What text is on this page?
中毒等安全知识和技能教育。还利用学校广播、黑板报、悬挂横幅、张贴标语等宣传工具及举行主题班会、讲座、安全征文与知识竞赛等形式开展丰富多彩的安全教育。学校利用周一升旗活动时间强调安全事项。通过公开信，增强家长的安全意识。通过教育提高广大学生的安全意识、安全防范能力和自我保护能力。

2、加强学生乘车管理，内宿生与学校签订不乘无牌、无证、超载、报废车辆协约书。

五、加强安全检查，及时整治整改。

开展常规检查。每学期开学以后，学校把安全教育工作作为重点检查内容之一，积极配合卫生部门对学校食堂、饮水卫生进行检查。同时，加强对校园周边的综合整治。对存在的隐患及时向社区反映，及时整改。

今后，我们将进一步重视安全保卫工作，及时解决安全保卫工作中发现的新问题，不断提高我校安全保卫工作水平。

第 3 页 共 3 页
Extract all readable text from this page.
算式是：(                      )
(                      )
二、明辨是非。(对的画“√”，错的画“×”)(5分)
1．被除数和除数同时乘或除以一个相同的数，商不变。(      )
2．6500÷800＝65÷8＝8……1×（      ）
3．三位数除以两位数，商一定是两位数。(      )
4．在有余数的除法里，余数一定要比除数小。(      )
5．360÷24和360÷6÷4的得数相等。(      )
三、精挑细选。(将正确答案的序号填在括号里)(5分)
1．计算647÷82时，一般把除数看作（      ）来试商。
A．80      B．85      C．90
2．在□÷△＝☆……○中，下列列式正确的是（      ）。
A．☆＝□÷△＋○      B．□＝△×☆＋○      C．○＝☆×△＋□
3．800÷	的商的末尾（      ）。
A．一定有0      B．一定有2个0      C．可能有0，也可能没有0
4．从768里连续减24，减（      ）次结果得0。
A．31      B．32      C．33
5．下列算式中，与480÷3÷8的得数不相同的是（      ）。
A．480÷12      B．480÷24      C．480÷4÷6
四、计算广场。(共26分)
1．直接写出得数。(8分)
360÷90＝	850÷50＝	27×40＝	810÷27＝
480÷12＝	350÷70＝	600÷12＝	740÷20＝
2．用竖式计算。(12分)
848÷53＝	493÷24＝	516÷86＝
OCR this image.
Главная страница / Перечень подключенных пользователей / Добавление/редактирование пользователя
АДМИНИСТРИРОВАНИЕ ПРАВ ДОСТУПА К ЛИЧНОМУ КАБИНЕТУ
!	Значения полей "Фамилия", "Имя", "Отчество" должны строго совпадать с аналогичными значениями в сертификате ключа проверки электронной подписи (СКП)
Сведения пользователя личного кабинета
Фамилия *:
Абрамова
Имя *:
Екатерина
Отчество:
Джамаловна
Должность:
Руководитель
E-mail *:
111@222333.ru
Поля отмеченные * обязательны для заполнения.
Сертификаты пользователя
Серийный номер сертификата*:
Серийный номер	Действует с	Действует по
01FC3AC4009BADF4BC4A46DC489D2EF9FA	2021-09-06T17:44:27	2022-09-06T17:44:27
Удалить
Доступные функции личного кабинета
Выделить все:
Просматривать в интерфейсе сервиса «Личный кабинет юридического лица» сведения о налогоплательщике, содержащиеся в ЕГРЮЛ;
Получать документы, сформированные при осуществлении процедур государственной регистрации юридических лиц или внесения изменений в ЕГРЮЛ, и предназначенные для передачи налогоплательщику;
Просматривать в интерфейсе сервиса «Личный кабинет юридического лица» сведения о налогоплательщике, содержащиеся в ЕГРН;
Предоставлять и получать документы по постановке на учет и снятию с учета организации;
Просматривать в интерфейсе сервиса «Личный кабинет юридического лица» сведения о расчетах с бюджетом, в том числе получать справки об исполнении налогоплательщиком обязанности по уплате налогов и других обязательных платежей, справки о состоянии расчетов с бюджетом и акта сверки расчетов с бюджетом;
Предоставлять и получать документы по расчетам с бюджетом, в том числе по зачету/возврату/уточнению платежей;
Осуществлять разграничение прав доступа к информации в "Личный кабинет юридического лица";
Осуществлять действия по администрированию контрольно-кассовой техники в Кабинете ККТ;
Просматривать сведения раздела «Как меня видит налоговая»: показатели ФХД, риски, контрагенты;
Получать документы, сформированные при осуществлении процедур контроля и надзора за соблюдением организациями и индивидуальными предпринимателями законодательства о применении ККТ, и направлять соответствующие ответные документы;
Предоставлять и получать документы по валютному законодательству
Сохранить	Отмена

########################################

:: Written task ::
From the listing above, extract all records word for word.

:: The response ::
What text is on this page?
中毒等安全知识和技能教育。还利用学校广播、黑板报、悬挂横幅、张贴标语等宣传工具及举行主题班会、讲座、安全征文与知识竞赛等形式开展丰富多彩的安全教育。学校利用周一升旗活动时间强调安全事项。通过公开信，增强家长的安全意识。通过教育提高广大学生的安全意识、安全防范能力和自我保护能力。

2、加强学生乘车管理，内宿生与学校签订不乘无牌、无证、超载、报废车辆协约书。

五、加强安全检查，及时整治整改。

开展常规检查。每学期开学以后，学校把安全教育工作作为重点检查内容之一，积极配合卫生部门对学校食堂、饮水卫生进行检查。同时，加强对校园周边的综合整治。对存在的隐患及时向社区反映，及时整改。

今后，我们将进一步重视安全保卫工作，及时解决安全保卫工作中发现的新问题，不断提高我校安全保卫工作水平。

第 3 页 共 3 页
Extract all readable text from this page.
算式是：(                      )
(                      )
二、明辨是非。(对的画“√”，错的画“×”)(5分)
1．被除数和除数同时乘或除以一个相同的数，商不变。(      )
2．6500÷800＝65÷8＝8……1×（      ）
3．三位数除以两位数，商一定是两位数。(      )
4．在有余数的除法里，余数一定要比除数小。(      )
5．360÷24和360÷6÷4的得数相等。(      )
三、精挑细选。(将正确答案的序号填在括号里)(5分)
1．计算647÷82时，一般把除数看作（      ）来试商。
A．80      B．85      C．90
2．在□÷△＝☆……○中，下列列式正确的是（      ）。
A．☆＝□÷△＋○      B．□＝△×☆＋○      C．○＝☆×△＋□
3．800÷	的商的末尾（      ）。
A．一定有0      B．一定有2个0      C．可能有0，也可能没有0
4．从768里连续减24，减（      ）次结果得0。
A．31      B．32      C．33
5．下列算式中，与480÷3÷8的得数不相同的是（      ）。
A．480÷12      B．480÷24      C．480÷4÷6
四、计算广场。(共26分)
1．直接写出得数。(8分)
360÷90＝	850÷50＝	27×40＝	810÷27＝
480÷12＝	350÷70＝	600÷12＝	740÷20＝
2．用竖式计算。(12分)
848÷53＝	493÷24＝	516÷86＝
OCR this image.
Главная страница / Перечень подключенных пользователей / Добавление/редактирование пользователя
АДМИНИСТРИРОВАНИЕ ПРАВ ДОСТУПА К ЛИЧНОМУ КАБИНЕТУ
!	Значения полей "Фамилия", "Имя", "Отчество" должны строго совпадать с аналогичными значениями в сертификате ключа проверки электронной подписи (СКП)
Сведения пользователя личного кабинета
Фамилия *:
Абрамова
Имя *:
Екатерина
Отчество:
Джамаловна
Должность:
Руководитель
E-mail *:
111@222333.ru
Поля отмеченные * обязательны для заполнения.
Сертификаты пользователя
Серийный номер сертификата*:
Серийный номер	Действует с	Действует по
01FC3AC4009BADF4BC4A46DC489D2EF9FA	2021-09-06T17:44:27	2022-09-06T17:44:27
Удалить
Доступные функции личного кабинета
Выделить все:
Просматривать в интерфейсе сервиса «Личный кабинет юридического лица» сведения о налогоплательщике, содержащиеся в ЕГРЮЛ;
Получать документы, сформированные при осуществлении процедур государственной регистрации юридических лиц или внесения изменений в ЕГРЮЛ, и предназначенные для передачи налогоплательщику;
Просматривать в интерфейсе сервиса «Личный кабинет юридического лица» сведения о налогоплательщике, содержащиеся в ЕГРН;
Предоставлять и получать документы по постановке на учет и снятию с учета организации;
Просматривать в интерфейсе сервиса «Личный кабинет юридического лица» сведения о расчетах с бюджетом, в том числе получать справки об исполнении налогоплательщиком обязанности по уплате налогов и других обязательных платежей, справки о состоянии расчетов с бюджетом и акта сверки расчетов с бюджетом;
Предоставлять и получать документы по расчетам с бюджетом, в том числе по зачету/возврату/уточнению платежей;
Осуществлять разграничение прав доступа к информации в "Личный кабинет юридического лица";
Осуществлять действия по администрированию контрольно-кассовой техники в Кабинете ККТ;
Просматривать сведения раздела «Как меня видит налоговая»: показатели ФХД, риски, контрагенты;
Получать документы, сформированные при осуществлении процедур контроля и надзора за соблюдением организациями и индивидуальными предпринимателями законодательства о применении ККТ, и направлять соответствующие ответные документы;
Предоставлять и получать документы по валютному законодательству
Сохранить	Отмена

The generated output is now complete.